Task input:
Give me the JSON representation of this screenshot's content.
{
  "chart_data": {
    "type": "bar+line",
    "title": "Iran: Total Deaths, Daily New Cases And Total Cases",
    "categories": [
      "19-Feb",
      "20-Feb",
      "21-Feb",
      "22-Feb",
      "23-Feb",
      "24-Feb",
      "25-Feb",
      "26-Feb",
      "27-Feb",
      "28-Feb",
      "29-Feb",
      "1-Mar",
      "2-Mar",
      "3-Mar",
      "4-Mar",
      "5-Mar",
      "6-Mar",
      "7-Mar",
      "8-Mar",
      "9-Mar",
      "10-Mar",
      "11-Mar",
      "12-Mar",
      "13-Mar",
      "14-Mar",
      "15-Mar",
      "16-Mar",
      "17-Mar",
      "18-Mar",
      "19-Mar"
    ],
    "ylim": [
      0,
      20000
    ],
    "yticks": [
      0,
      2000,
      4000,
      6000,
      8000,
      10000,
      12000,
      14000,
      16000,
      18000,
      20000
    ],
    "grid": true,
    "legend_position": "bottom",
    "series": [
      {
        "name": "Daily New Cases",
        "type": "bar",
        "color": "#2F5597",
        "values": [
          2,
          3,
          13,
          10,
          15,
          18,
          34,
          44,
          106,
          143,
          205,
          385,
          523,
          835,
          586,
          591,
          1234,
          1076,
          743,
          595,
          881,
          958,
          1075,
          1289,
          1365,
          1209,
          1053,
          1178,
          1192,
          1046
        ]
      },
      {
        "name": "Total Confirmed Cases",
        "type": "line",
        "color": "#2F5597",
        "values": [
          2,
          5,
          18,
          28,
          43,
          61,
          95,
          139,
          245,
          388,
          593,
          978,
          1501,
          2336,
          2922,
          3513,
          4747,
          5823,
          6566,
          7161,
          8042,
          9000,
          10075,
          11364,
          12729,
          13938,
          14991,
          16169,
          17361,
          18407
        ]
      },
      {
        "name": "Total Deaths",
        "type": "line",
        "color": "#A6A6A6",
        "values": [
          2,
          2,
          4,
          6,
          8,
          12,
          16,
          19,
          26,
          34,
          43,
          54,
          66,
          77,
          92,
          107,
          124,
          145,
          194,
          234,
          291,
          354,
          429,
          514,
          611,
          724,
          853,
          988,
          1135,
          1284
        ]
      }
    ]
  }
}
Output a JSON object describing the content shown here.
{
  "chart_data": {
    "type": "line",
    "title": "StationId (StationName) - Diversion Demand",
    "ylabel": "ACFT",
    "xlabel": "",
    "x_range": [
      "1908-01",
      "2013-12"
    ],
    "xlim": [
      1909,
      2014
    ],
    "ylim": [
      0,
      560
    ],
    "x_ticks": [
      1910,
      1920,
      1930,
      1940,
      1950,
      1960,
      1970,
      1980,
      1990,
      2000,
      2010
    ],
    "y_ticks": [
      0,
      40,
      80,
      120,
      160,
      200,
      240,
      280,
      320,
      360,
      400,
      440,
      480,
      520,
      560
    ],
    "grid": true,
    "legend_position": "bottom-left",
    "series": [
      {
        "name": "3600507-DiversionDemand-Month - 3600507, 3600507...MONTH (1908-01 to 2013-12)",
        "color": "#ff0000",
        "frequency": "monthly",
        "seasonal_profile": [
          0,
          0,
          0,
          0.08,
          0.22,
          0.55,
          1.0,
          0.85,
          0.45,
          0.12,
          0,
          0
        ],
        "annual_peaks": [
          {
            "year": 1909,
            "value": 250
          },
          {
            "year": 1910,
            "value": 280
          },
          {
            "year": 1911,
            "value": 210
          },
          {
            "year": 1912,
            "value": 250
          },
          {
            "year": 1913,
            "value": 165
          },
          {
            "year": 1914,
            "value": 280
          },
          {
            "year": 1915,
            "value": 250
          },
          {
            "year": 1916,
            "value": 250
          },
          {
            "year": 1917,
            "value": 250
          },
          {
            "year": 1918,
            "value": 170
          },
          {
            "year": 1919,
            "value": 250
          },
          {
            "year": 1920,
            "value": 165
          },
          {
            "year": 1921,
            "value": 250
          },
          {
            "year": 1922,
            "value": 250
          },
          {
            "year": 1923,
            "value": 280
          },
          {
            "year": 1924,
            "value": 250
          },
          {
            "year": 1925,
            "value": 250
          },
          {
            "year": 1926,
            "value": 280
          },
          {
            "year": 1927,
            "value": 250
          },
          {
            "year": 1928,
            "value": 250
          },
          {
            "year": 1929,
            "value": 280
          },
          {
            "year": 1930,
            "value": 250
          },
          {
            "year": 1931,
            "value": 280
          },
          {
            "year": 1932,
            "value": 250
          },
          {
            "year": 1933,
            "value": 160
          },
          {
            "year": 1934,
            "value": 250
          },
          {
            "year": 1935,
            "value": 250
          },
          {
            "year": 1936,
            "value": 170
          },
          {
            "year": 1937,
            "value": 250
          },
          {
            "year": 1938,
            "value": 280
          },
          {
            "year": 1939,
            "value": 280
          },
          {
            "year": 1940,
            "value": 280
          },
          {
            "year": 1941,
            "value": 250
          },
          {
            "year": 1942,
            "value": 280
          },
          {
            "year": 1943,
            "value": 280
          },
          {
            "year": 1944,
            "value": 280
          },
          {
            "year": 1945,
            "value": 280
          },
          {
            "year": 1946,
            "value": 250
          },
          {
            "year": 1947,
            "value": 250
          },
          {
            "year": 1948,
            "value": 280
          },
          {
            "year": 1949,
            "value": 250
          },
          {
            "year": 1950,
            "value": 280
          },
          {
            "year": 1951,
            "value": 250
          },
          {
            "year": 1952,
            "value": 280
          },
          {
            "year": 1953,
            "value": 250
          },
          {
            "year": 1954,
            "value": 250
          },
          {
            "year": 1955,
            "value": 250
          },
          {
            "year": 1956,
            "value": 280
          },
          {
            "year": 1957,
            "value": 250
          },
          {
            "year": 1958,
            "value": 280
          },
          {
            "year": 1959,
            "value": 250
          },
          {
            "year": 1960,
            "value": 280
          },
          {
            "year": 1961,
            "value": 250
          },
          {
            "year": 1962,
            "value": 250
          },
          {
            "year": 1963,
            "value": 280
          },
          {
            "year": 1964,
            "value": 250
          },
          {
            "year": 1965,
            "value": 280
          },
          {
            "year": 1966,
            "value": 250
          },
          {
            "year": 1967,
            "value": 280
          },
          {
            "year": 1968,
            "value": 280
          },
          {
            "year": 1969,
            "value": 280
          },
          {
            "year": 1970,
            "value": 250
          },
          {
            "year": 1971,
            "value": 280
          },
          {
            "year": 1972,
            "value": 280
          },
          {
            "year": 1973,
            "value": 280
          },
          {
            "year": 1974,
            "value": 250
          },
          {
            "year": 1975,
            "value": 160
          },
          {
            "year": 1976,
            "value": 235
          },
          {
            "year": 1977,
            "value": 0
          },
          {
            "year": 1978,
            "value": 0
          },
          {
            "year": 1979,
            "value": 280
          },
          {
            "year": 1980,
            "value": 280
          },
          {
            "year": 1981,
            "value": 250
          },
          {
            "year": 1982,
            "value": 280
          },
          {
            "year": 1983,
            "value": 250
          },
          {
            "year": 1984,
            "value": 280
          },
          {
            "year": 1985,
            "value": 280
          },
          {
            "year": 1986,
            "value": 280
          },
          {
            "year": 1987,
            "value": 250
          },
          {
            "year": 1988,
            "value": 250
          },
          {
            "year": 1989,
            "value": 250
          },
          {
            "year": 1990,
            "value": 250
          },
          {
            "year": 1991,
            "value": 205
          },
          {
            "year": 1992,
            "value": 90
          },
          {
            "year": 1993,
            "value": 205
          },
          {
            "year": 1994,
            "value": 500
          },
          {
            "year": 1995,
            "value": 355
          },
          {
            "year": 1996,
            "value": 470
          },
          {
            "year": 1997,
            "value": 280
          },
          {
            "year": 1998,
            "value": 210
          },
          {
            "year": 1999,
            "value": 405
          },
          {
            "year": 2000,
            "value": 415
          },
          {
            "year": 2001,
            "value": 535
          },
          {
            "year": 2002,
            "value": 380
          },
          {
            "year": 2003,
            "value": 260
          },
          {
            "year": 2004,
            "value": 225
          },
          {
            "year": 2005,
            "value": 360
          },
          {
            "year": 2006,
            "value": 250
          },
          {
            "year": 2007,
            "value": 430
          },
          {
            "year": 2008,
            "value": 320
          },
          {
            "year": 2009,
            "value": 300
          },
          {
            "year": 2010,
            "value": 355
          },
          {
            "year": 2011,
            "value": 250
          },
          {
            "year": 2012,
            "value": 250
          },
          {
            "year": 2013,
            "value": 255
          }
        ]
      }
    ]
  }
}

Exercise directions: Using the listing, copy every line where the word "Deaths" shows up.

Finished exercise:
    "title": "Iran: Total Deaths, Daily New Cases And Total Cases",
        "name": "Total Deaths",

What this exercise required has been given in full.